● MATERIAL

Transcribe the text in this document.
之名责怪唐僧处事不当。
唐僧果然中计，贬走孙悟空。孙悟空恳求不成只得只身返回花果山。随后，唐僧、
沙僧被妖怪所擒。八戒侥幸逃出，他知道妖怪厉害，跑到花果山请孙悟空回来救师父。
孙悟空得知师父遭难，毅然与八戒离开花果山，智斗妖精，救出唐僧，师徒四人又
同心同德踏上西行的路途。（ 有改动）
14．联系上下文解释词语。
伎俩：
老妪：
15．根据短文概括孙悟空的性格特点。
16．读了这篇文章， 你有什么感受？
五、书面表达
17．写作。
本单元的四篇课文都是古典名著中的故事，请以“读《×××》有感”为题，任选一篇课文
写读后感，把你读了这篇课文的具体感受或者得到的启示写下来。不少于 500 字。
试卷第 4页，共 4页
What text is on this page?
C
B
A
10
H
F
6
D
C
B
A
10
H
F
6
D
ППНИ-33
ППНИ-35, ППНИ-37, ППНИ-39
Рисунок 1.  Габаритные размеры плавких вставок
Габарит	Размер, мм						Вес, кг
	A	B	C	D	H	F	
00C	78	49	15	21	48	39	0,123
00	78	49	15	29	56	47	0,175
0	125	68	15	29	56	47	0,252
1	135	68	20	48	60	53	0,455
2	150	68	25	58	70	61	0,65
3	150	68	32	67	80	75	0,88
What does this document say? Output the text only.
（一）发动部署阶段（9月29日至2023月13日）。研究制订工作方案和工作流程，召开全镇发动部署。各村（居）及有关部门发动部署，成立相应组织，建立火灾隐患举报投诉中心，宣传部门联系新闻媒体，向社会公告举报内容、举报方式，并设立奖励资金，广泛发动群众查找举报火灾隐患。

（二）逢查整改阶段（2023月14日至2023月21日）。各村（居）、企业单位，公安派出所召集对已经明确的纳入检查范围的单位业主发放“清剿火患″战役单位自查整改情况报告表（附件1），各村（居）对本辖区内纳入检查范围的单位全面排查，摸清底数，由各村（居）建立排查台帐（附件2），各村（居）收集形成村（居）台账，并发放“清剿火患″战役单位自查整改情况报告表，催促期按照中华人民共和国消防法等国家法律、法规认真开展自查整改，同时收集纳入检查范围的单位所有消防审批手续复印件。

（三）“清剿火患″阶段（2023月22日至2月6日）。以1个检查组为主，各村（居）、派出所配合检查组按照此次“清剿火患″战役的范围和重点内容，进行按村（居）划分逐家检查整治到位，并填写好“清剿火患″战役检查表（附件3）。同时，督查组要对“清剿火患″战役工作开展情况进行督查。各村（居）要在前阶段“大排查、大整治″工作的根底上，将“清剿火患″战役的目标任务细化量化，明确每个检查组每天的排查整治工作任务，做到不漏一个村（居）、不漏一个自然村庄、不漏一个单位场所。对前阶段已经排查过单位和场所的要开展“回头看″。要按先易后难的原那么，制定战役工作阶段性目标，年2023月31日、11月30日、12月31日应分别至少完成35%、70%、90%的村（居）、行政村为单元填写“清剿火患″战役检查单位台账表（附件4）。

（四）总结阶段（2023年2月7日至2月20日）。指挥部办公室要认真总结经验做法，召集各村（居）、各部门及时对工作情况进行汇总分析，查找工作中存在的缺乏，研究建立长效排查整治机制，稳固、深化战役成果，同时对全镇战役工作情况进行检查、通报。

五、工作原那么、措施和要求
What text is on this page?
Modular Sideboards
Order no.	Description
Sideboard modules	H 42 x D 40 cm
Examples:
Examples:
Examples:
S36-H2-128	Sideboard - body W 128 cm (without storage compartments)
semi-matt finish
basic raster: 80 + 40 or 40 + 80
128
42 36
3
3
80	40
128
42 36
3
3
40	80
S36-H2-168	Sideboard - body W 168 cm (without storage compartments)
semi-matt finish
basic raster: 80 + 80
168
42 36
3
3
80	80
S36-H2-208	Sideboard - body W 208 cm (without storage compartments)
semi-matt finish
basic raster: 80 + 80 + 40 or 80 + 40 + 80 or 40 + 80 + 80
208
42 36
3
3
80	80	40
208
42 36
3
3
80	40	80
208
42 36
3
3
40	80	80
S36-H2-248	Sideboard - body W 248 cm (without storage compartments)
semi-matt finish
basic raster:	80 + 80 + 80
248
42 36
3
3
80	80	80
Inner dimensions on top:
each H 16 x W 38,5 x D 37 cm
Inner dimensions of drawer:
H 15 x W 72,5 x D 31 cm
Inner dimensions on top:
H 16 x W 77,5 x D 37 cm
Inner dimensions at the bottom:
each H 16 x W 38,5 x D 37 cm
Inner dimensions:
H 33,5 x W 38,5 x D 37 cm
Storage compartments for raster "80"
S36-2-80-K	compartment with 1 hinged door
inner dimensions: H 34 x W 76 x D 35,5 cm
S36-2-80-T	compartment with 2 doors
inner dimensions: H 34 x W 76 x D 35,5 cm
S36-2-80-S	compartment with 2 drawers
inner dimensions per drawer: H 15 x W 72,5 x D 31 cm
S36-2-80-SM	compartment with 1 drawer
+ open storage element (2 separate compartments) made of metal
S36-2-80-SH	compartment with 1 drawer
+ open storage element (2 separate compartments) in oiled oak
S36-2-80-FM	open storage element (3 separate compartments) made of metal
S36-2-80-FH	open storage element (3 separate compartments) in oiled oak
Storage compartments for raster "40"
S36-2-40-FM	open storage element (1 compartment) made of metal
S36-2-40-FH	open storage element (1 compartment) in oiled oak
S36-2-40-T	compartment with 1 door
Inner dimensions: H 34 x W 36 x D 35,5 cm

● TASK DIRECTIONS
Retype the records above exactly.

● RESULT
Transcribe the text in this document.
之名责怪唐僧处事不当。
唐僧果然中计，贬走孙悟空。孙悟空恳求不成只得只身返回花果山。随后，唐僧、
沙僧被妖怪所擒。八戒侥幸逃出，他知道妖怪厉害，跑到花果山请孙悟空回来救师父。
孙悟空得知师父遭难，毅然与八戒离开花果山，智斗妖精，救出唐僧，师徒四人又
同心同德踏上西行的路途。（ 有改动）
14．联系上下文解释词语。
伎俩：
老妪：
15．根据短文概括孙悟空的性格特点。
16．读了这篇文章， 你有什么感受？
五、书面表达
17．写作。
本单元的四篇课文都是古典名著中的故事，请以“读《×××》有感”为题，任选一篇课文
写读后感，把你读了这篇课文的具体感受或者得到的启示写下来。不少于 500 字。
试卷第 4页，共 4页
What text is on this page?
C
B
A
10
H
F
6
D
C
B
A
10
H
F
6
D
ППНИ-33
ППНИ-35, ППНИ-37, ППНИ-39
Рисунок 1.  Габаритные размеры плавких вставок
Габарит	Размер, мм						Вес, кг
	A	B	C	D	H	F	
00C	78	49	15	21	48	39	0,123
00	78	49	15	29	56	47	0,175
0	125	68	15	29	56	47	0,252
1	135	68	20	48	60	53	0,455
2	150	68	25	58	70	61	0,65
3	150	68	32	67	80	75	0,88
What does this document say? Output the text only.
（一）发动部署阶段（9月29日至2023月13日）。研究制订工作方案和工作流程，召开全镇发动部署。各村（居）及有关部门发动部署，成立相应组织，建立火灾隐患举报投诉中心，宣传部门联系新闻媒体，向社会公告举报内容、举报方式，并设立奖励资金，广泛发动群众查找举报火灾隐患。

（二）逢查整改阶段（2023月14日至2023月21日）。各村（居）、企业单位，公安派出所召集对已经明确的纳入检查范围的单位业主发放“清剿火患″战役单位自查整改情况报告表（附件1），各村（居）对本辖区内纳入检查范围的单位全面排查，摸清底数，由各村（居）建立排查台帐（附件2），各村（居）收集形成村（居）台账，并发放“清剿火患″战役单位自查整改情况报告表，催促期按照中华人民共和国消防法等国家法律、法规认真开展自查整改，同时收集纳入检查范围的单位所有消防审批手续复印件。

（三）“清剿火患″阶段（2023月22日至2月6日）。以1个检查组为主，各村（居）、派出所配合检查组按照此次“清剿火患″战役的范围和重点内容，进行按村（居）划分逐家检查整治到位，并填写好“清剿火患″战役检查表（附件3）。同时，督查组要对“清剿火患″战役工作开展情况进行督查。各村（居）要在前阶段“大排查、大整治″工作的根底上，将“清剿火患″战役的目标任务细化量化，明确每个检查组每天的排查整治工作任务，做到不漏一个村（居）、不漏一个自然村庄、不漏一个单位场所。对前阶段已经排查过单位和场所的要开展“回头看″。要按先易后难的原那么，制定战役工作阶段性目标，年2023月31日、11月30日、12月31日应分别至少完成35%、70%、90%的村（居）、行政村为单元填写“清剿火患″战役检查单位台账表（附件4）。

（四）总结阶段（2023年2月7日至2月20日）。指挥部办公室要认真总结经验做法，召集各村（居）、各部门及时对工作情况进行汇总分析，查找工作中存在的缺乏，研究建立长效排查整治机制，稳固、深化战役成果，同时对全镇战役工作情况进行检查、通报。

五、工作原那么、措施和要求
What text is on this page?
Modular Sideboards
Order no.	Description
Sideboard modules	H 42 x D 40 cm
Examples:
Examples:
Examples:
S36-H2-128	Sideboard - body W 128 cm (without storage compartments)
semi-matt finish
basic raster: 80 + 40 or 40 + 80
128
42 36
3
3
80	40
128
42 36
3
3
40	80
S36-H2-168	Sideboard - body W 168 cm (without storage compartments)
semi-matt finish
basic raster: 80 + 80
168
42 36
3
3
80	80
S36-H2-208	Sideboard - body W 208 cm (without storage compartments)
semi-matt finish
basic raster: 80 + 80 + 40 or 80 + 40 + 80 or 40 + 80 + 80
208
42 36
3
3
80	80	40
208
42 36
3
3
80	40	80
208
42 36
3
3
40	80	80
S36-H2-248	Sideboard - body W 248 cm (without storage compartments)
semi-matt finish
basic raster:	80 + 80 + 80
248
42 36
3
3
80	80	80
Inner dimensions on top:
each H 16 x W 38,5 x D 37 cm
Inner dimensions of drawer:
H 15 x W 72,5 x D 31 cm
Inner dimensions on top:
H 16 x W 77,5 x D 37 cm
Inner dimensions at the bottom:
each H 16 x W 38,5 x D 37 cm
Inner dimensions:
H 33,5 x W 38,5 x D 37 cm
Storage compartments for raster "80"
S36-2-80-K	compartment with 1 hinged door
inner dimensions: H 34 x W 76 x D 35,5 cm
S36-2-80-T	compartment with 2 doors
inner dimensions: H 34 x W 76 x D 35,5 cm
S36-2-80-S	compartment with 2 drawers
inner dimensions per drawer: H 15 x W 72,5 x D 31 cm
S36-2-80-SM	compartment with 1 drawer
+ open storage element (2 separate compartments) made of metal
S36-2-80-SH	compartment with 1 drawer
+ open storage element (2 separate compartments) in oiled oak
S36-2-80-FM	open storage element (3 separate compartments) made of metal
S36-2-80-FH	open storage element (3 separate compartments) in oiled oak
Storage compartments for raster "40"
S36-2-40-FM	open storage element (1 compartment) made of metal
S36-2-40-FH	open storage element (1 compartment) in oiled oak
S36-2-40-T	compartment with 1 door
Inner dimensions: H 34 x W 36 x D 35,5 cm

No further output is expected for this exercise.